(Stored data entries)
· · · · ·

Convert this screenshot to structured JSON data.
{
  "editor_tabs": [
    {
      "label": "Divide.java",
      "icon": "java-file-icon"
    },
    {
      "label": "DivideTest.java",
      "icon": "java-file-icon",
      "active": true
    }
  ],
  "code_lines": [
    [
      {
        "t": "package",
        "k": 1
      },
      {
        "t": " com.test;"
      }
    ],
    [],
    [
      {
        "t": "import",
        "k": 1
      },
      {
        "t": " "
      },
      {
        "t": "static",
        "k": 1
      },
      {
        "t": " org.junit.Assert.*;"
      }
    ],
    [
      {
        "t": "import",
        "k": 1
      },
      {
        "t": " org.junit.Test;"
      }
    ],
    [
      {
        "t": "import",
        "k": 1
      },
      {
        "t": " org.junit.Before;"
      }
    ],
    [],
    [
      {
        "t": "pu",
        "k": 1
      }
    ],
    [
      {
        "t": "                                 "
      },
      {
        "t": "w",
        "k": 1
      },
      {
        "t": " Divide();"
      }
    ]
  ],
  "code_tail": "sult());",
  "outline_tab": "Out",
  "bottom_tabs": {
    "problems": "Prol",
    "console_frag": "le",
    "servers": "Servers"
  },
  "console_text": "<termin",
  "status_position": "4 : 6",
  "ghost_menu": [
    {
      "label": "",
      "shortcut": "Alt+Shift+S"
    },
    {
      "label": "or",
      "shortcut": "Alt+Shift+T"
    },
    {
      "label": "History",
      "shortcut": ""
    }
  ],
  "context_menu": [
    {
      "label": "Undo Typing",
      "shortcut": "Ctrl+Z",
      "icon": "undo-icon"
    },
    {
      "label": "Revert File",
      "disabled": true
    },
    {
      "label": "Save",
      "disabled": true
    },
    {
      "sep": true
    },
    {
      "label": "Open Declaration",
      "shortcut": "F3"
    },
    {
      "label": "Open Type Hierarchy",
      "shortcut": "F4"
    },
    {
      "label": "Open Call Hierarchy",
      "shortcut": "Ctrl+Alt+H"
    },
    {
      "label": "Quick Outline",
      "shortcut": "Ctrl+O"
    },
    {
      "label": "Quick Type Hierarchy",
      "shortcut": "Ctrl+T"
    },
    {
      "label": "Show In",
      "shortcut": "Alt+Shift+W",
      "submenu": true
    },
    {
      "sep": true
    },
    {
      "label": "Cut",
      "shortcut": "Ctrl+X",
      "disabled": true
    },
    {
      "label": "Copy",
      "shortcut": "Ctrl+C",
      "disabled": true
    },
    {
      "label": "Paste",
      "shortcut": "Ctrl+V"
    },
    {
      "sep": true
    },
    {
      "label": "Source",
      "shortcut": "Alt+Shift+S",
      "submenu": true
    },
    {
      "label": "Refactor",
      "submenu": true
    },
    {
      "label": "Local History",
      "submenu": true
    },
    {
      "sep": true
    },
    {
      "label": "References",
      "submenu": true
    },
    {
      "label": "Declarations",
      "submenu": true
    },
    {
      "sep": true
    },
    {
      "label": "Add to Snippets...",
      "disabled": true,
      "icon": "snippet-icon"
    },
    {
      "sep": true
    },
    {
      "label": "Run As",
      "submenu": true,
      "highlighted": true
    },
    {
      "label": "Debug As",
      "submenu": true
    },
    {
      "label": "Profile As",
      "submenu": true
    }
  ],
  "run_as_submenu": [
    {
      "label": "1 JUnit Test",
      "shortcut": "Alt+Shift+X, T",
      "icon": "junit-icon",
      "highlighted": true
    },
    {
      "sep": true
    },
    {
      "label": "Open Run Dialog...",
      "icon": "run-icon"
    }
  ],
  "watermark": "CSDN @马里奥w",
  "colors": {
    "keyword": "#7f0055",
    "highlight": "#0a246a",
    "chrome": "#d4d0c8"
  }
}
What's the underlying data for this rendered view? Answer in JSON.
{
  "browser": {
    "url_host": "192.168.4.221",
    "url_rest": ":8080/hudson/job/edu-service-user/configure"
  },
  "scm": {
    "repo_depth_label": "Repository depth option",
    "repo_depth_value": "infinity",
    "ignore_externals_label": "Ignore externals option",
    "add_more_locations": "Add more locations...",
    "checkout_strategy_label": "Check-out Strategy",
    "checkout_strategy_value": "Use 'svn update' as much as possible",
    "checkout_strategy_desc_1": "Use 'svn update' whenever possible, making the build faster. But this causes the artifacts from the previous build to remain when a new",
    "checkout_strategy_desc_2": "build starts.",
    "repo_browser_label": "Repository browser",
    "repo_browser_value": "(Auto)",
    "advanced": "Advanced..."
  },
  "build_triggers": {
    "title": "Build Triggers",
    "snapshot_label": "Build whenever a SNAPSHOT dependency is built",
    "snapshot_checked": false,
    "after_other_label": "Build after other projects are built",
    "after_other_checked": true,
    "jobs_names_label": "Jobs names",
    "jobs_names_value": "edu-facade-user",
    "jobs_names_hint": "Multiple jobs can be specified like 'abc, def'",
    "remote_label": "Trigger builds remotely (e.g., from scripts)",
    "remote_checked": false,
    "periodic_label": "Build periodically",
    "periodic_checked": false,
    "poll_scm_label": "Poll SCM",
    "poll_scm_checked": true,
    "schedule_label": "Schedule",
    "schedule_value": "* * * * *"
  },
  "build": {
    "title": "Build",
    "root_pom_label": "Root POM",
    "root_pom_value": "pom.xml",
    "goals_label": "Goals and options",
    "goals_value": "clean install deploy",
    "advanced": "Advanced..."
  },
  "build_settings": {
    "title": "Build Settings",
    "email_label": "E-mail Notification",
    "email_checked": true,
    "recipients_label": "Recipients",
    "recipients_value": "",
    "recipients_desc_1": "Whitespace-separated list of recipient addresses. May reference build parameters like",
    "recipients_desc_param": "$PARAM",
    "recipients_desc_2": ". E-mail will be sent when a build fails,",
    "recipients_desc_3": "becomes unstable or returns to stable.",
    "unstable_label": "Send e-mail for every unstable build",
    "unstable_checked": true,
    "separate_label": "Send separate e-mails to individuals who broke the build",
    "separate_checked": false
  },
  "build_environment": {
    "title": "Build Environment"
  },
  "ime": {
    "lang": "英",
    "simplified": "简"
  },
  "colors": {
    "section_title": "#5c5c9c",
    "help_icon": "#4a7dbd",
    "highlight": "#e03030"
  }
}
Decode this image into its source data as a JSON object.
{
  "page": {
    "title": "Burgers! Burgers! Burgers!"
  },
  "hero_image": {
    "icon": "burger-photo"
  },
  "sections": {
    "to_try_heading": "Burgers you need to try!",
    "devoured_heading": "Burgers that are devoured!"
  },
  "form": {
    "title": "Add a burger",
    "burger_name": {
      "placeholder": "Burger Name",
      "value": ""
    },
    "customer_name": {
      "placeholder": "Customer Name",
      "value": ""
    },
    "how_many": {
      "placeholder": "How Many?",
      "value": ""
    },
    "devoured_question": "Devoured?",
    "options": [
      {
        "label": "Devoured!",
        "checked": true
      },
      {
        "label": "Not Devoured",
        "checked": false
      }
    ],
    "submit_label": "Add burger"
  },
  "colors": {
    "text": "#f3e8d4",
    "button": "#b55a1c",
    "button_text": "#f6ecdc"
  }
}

· · · · ·

- **The task**:
Restate the data above word for word, please.

- **Final result**:
Convert this screenshot to structured JSON data.
{
  "editor_tabs": [
    {
      "label": "Divide.java",
      "icon": "java-file-icon"
    },
    {
      "label": "DivideTest.java",
      "icon": "java-file-icon",
      "active": true
    }
  ],
  "code_lines": [
    [
      {
        "t": "package",
        "k": 1
      },
      {
        "t": " com.test;"
      }
    ],
    [],
    [
      {
        "t": "import",
        "k": 1
      },
      {
        "t": " "
      },
      {
        "t": "static",
        "k": 1
      },
      {
        "t": " org.junit.Assert.*;"
      }
    ],
    [
      {
        "t": "import",
        "k": 1
      },
      {
        "t": " org.junit.Test;"
      }
    ],
    [
      {
        "t": "import",
        "k": 1
      },
      {
        "t": " org.junit.Before;"
      }
    ],
    [],
    [
      {
        "t": "pu",
        "k": 1
      }
    ],
    [
      {
        "t": "                                 "
      },
      {
        "t": "w",
        "k": 1
      },
      {
        "t": " Divide();"
      }
    ]
  ],
  "code_tail": "sult());",
  "outline_tab": "Out",
  "bottom_tabs": {
    "problems": "Prol",
    "console_frag": "le",
    "servers": "Servers"
  },
  "console_text": "<termin",
  "status_position": "4 : 6",
  "ghost_menu": [
    {
      "label": "",
      "shortcut": "Alt+Shift+S"
    },
    {
      "label": "or",
      "shortcut": "Alt+Shift+T"
    },
    {
      "label": "History",
      "shortcut": ""
    }
  ],
  "context_menu": [
    {
      "label": "Undo Typing",
      "shortcut": "Ctrl+Z",
      "icon": "undo-icon"
    },
    {
      "label": "Revert File",
      "disabled": true
    },
    {
      "label": "Save",
      "disabled": true
    },
    {
      "sep": true
    },
    {
      "label": "Open Declaration",
      "shortcut": "F3"
    },
    {
      "label": "Open Type Hierarchy",
      "shortcut": "F4"
    },
    {
      "label": "Open Call Hierarchy",
      "shortcut": "Ctrl+Alt+H"
    },
    {
      "label": "Quick Outline",
      "shortcut": "Ctrl+O"
    },
    {
      "label": "Quick Type Hierarchy",
      "shortcut": "Ctrl+T"
    },
    {
      "label": "Show In",
      "shortcut": "Alt+Shift+W",
      "submenu": true
    },
    {
      "sep": true
    },
    {
      "label": "Cut",
      "shortcut": "Ctrl+X",
      "disabled": true
    },
    {
      "label": "Copy",
      "shortcut": "Ctrl+C",
      "disabled": true
    },
    {
      "label": "Paste",
      "shortcut": "Ctrl+V"
    },
    {
      "sep": true
    },
    {
      "label": "Source",
      "shortcut": "Alt+Shift+S",
      "submenu": true
    },
    {
      "label": "Refactor",
      "submenu": true
    },
    {
      "label": "Local History",
      "submenu": true
    },
    {
      "sep": true
    },
    {
      "label": "References",
      "submenu": true
    },
    {
      "label": "Declarations",
      "submenu": true
    },
    {
      "sep": true
    },
    {
      "label": "Add to Snippets...",
      "disabled": true,
      "icon": "snippet-icon"
    },
    {
      "sep": true
    },
    {
      "label": "Run As",
      "submenu": true,
      "highlighted": true
    },
    {
      "label": "Debug As",
      "submenu": true
    },
    {
      "label": "Profile As",
      "submenu": true
    }
  ],
  "run_as_submenu": [
    {
      "label": "1 JUnit Test",
      "shortcut": "Alt+Shift+X, T",
      "icon": "junit-icon",
      "highlighted": true
    },
    {
      "sep": true
    },
    {
      "label": "Open Run Dialog...",
      "icon": "run-icon"
    }
  ],
  "watermark": "CSDN @马里奥w",
  "colors": {
    "keyword": "#7f0055",
    "highlight": "#0a246a",
    "chrome": "#d4d0c8"
  }
}
What's the underlying data for this rendered view? Answer in JSON.
{
  "browser": {
    "url_host": "192.168.4.221",
    "url_rest": ":8080/hudson/job/edu-service-user/configure"
  },
  "scm": {
    "repo_depth_label": "Repository depth option",
    "repo_depth_value": "infinity",
    "ignore_externals_label": "Ignore externals option",
    "add_more_locations": "Add more locations...",
    "checkout_strategy_label": "Check-out Strategy",
    "checkout_strategy_value": "Use 'svn update' as much as possible",
    "checkout_strategy_desc_1": "Use 'svn update' whenever possible, making the build faster. But this causes the artifacts from the previous build to remain when a new",
    "checkout_strategy_desc_2": "build starts.",
    "repo_browser_label": "Repository browser",
    "repo_browser_value": "(Auto)",
    "advanced": "Advanced..."
  },
  "build_triggers": {
    "title": "Build Triggers",
    "snapshot_label": "Build whenever a SNAPSHOT dependency is built",
    "snapshot_checked": false,
    "after_other_label": "Build after other projects are built",
    "after_other_checked": true,
    "jobs_names_label": "Jobs names",
    "jobs_names_value": "edu-facade-user",
    "jobs_names_hint": "Multiple jobs can be specified like 'abc, def'",
    "remote_label": "Trigger builds remotely (e.g., from scripts)",
    "remote_checked": false,
    "periodic_label": "Build periodically",
    "periodic_checked": false,
    "poll_scm_label": "Poll SCM",
    "poll_scm_checked": true,
    "schedule_label": "Schedule",
    "schedule_value": "* * * * *"
  },
  "build": {
    "title": "Build",
    "root_pom_label": "Root POM",
    "root_pom_value": "pom.xml",
    "goals_label": "Goals and options",
    "goals_value": "clean install deploy",
    "advanced": "Advanced..."
  },
  "build_settings": {
    "title": "Build Settings",
    "email_label": "E-mail Notification",
    "email_checked": true,
    "recipients_label": "Recipients",
    "recipients_value": "",
    "recipients_desc_1": "Whitespace-separated list of recipient addresses. May reference build parameters like",
    "recipients_desc_param": "$PARAM",
    "recipients_desc_2": ". E-mail will be sent when a build fails,",
    "recipients_desc_3": "becomes unstable or returns to stable.",
    "unstable_label": "Send e-mail for every unstable build",
    "unstable_checked": true,
    "separate_label": "Send separate e-mails to individuals who broke the build",
    "separate_checked": false
  },
  "build_environment": {
    "title": "Build Environment"
  },
  "ime": {
    "lang": "英",
    "simplified": "简"
  },
  "colors": {
    "section_title": "#5c5c9c",
    "help_icon": "#4a7dbd",
    "highlight": "#e03030"
  }
}
Decode this image into its source data as a JSON object.
{
  "page": {
    "title": "Burgers! Burgers! Burgers!"
  },
  "hero_image": {
    "icon": "burger-photo"
  },
  "sections": {
    "to_try_heading": "Burgers you need to try!",
    "devoured_heading": "Burgers that are devoured!"
  },
  "form": {
    "title": "Add a burger",
    "burger_name": {
      "placeholder": "Burger Name",
      "value": ""
    },
    "customer_name": {
      "placeholder": "Customer Name",
      "value": ""
    },
    "how_many": {
      "placeholder": "How Many?",
      "value": ""
    },
    "devoured_question": "Devoured?",
    "options": [
      {
        "label": "Devoured!",
        "checked": true
      },
      {
        "label": "Not Devoured",
        "checked": false
      }
    ],
    "submit_label": "Add burger"
  },
  "colors": {
    "text": "#f3e8d4",
    "button": "#b55a1c",
    "button_text": "#f6ecdc"
  }
}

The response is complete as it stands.